Provided information
--- begin ---
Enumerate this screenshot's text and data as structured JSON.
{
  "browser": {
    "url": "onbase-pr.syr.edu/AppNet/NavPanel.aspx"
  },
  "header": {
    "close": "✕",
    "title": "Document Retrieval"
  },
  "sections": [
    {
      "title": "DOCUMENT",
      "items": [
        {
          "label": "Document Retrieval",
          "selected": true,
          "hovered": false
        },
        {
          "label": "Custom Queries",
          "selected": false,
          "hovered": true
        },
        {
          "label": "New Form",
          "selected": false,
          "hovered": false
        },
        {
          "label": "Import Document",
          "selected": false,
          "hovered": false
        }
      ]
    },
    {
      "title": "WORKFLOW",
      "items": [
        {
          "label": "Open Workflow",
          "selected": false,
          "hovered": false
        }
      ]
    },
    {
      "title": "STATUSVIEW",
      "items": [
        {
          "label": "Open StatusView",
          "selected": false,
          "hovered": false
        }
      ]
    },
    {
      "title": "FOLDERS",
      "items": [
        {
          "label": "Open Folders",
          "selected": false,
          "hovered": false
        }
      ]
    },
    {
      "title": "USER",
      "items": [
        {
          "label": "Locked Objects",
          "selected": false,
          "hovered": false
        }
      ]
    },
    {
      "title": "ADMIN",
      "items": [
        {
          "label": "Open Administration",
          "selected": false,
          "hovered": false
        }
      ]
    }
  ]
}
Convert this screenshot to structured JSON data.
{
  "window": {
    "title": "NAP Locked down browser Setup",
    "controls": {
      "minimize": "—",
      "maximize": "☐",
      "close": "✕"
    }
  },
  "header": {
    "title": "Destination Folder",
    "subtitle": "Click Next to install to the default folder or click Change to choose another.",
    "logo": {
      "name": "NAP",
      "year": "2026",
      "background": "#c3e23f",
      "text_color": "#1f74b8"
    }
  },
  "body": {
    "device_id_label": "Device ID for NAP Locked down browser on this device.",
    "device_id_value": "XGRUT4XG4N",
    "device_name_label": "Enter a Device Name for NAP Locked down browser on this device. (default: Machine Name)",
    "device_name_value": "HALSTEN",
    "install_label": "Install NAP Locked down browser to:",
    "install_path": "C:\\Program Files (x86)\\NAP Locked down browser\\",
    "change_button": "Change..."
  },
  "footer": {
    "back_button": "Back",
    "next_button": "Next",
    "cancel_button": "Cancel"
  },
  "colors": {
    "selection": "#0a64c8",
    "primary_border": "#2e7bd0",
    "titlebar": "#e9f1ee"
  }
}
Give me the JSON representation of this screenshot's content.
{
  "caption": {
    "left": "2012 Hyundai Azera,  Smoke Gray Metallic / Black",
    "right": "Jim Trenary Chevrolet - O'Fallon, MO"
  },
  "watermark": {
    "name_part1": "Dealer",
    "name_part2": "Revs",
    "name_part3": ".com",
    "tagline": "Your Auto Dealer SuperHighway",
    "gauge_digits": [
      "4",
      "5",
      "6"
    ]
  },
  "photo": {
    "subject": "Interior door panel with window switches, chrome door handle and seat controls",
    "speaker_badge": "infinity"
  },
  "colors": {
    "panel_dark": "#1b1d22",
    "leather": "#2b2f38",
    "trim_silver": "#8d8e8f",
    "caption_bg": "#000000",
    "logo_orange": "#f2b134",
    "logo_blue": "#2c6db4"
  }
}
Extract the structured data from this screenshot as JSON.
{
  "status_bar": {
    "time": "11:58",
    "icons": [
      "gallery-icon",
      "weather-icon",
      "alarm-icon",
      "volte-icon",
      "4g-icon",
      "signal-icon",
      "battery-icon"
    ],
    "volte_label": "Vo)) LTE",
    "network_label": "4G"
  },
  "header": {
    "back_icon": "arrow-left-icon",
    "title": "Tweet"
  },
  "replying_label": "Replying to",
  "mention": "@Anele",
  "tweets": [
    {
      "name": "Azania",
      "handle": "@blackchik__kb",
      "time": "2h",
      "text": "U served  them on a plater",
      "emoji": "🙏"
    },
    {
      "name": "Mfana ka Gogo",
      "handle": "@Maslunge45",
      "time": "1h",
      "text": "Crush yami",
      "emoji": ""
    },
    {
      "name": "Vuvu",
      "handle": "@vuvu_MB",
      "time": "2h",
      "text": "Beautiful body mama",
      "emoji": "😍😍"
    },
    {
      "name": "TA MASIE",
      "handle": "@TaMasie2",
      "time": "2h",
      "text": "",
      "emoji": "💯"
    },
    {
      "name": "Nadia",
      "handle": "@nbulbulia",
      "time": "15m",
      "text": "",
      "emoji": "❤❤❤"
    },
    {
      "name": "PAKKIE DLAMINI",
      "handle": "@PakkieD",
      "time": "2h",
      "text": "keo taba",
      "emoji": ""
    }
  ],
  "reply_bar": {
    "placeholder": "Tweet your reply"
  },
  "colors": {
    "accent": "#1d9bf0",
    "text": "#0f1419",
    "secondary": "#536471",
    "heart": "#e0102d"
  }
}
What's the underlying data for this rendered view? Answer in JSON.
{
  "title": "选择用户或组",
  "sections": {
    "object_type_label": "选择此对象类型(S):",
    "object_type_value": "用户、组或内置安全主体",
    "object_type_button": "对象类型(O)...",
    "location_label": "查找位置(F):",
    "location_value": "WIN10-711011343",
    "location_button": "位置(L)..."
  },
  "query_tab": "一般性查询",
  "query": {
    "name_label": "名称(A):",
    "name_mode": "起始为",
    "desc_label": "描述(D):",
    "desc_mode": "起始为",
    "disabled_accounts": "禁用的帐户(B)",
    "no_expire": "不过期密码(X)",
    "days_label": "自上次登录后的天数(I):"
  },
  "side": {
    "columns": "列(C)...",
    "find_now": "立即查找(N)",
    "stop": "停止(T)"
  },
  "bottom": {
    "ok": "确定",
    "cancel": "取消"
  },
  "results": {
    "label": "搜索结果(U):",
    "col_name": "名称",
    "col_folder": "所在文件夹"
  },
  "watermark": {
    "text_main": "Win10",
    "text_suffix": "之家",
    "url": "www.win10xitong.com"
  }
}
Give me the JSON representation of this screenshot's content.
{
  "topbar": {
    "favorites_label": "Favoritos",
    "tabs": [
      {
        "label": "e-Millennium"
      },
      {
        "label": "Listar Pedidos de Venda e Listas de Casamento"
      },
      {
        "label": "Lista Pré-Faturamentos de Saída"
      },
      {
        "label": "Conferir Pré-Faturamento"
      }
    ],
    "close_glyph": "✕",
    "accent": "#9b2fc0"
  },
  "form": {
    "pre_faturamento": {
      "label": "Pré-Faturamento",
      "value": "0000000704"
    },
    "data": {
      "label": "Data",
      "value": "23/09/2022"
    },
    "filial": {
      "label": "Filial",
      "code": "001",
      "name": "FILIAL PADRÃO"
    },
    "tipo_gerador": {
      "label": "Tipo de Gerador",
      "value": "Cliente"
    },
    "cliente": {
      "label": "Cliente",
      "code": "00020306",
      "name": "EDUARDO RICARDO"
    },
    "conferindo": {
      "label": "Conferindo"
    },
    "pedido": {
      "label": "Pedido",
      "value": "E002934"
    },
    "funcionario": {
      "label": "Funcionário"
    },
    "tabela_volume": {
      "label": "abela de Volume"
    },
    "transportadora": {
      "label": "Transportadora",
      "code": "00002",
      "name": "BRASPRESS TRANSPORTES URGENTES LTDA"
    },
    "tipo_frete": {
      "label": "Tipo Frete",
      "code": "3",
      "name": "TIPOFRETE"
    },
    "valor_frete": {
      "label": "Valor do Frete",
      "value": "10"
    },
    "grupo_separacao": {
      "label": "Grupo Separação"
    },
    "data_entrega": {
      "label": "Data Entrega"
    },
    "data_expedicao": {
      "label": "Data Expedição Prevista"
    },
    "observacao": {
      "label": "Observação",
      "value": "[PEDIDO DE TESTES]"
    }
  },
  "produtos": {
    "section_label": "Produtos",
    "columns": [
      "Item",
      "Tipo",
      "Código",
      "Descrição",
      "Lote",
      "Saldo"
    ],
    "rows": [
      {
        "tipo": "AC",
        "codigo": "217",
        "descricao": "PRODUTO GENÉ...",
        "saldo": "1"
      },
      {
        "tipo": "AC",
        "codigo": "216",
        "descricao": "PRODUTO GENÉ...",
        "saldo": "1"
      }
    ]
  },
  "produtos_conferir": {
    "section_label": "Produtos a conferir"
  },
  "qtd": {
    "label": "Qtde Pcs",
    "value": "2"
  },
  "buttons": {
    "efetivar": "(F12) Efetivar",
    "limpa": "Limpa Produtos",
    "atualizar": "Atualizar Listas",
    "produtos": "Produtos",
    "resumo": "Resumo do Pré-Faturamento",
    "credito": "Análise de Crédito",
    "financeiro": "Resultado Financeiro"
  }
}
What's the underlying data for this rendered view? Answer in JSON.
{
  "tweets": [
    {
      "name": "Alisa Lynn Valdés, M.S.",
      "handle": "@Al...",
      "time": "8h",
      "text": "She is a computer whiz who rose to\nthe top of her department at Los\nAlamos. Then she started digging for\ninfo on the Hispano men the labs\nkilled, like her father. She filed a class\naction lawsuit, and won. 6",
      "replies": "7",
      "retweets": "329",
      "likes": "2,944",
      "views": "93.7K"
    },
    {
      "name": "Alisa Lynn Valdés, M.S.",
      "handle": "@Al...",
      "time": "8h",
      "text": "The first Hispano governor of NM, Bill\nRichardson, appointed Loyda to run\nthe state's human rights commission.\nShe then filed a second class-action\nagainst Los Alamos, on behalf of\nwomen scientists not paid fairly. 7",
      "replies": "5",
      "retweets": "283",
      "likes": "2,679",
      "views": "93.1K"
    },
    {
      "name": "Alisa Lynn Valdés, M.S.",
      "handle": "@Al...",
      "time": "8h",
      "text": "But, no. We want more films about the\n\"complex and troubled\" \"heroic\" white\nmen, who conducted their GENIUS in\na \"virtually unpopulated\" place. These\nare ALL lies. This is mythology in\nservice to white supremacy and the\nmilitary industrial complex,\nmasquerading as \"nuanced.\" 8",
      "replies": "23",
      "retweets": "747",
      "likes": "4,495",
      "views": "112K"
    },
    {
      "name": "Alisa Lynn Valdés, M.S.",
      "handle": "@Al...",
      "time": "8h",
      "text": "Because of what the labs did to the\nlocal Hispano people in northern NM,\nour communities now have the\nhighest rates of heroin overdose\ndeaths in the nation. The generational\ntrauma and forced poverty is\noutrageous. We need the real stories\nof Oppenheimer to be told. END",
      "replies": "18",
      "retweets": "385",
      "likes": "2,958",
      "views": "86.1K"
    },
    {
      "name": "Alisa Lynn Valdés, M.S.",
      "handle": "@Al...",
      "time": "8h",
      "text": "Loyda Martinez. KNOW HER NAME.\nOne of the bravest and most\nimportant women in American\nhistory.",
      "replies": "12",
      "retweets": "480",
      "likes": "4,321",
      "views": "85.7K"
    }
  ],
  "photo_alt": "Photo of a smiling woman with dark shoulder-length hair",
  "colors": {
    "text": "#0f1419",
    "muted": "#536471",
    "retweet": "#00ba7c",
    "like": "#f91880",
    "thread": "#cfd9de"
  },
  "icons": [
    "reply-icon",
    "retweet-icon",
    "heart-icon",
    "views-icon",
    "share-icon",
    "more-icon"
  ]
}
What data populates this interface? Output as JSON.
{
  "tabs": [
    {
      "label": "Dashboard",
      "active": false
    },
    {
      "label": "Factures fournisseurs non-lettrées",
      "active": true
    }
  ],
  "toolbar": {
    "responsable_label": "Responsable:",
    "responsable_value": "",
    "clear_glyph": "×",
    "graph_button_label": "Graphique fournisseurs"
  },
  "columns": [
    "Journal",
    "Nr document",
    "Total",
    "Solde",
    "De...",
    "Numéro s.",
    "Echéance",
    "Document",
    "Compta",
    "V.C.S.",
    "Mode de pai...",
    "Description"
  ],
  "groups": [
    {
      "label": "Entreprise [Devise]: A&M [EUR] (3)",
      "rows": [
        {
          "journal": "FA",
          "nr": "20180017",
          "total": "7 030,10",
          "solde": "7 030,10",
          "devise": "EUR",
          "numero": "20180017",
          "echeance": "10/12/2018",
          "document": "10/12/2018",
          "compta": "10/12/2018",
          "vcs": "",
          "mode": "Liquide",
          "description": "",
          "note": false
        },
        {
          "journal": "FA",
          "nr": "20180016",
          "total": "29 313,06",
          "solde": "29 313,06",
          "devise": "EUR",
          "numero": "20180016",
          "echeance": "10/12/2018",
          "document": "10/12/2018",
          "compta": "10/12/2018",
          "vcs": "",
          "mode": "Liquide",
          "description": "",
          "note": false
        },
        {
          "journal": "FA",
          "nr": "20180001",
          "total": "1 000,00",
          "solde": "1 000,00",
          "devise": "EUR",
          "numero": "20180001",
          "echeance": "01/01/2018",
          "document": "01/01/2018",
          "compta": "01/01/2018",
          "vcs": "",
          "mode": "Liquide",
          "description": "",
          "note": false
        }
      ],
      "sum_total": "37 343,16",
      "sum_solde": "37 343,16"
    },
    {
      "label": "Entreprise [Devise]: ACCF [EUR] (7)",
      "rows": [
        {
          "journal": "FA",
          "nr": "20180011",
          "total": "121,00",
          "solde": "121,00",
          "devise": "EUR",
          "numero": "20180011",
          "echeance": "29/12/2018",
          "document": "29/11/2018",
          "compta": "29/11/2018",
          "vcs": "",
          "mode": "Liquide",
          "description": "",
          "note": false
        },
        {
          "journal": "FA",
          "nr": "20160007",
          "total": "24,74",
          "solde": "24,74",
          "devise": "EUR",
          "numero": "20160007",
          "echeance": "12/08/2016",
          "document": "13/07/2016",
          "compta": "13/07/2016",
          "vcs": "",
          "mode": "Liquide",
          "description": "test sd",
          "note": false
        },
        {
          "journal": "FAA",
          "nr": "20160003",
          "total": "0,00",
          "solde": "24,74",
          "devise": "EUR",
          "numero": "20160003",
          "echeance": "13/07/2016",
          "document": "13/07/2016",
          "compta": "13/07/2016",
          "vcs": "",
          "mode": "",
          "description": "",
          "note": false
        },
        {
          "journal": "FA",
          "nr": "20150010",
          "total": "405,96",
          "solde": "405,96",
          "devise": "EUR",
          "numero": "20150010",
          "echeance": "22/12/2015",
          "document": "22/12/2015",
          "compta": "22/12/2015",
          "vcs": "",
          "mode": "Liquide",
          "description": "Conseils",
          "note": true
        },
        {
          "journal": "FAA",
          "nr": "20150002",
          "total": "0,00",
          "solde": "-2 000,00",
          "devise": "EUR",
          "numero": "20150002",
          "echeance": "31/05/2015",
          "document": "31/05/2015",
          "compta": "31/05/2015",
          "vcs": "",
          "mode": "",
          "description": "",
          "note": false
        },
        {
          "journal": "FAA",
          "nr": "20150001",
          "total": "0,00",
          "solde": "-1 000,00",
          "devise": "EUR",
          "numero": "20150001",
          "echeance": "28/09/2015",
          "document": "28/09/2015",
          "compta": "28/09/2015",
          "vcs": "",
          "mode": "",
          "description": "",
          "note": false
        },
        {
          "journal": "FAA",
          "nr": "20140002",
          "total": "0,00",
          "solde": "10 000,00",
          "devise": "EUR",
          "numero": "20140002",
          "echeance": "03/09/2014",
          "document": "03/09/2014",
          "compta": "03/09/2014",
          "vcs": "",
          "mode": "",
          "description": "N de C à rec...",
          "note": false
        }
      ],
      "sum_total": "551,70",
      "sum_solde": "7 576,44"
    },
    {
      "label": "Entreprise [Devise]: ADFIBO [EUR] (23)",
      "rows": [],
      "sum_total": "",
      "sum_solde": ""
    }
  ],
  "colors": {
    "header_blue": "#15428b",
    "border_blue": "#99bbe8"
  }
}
--- end ---
Problem to work on
Write the number of lines containing the word "controls" and nothing besides it.

Answer for this exercise
2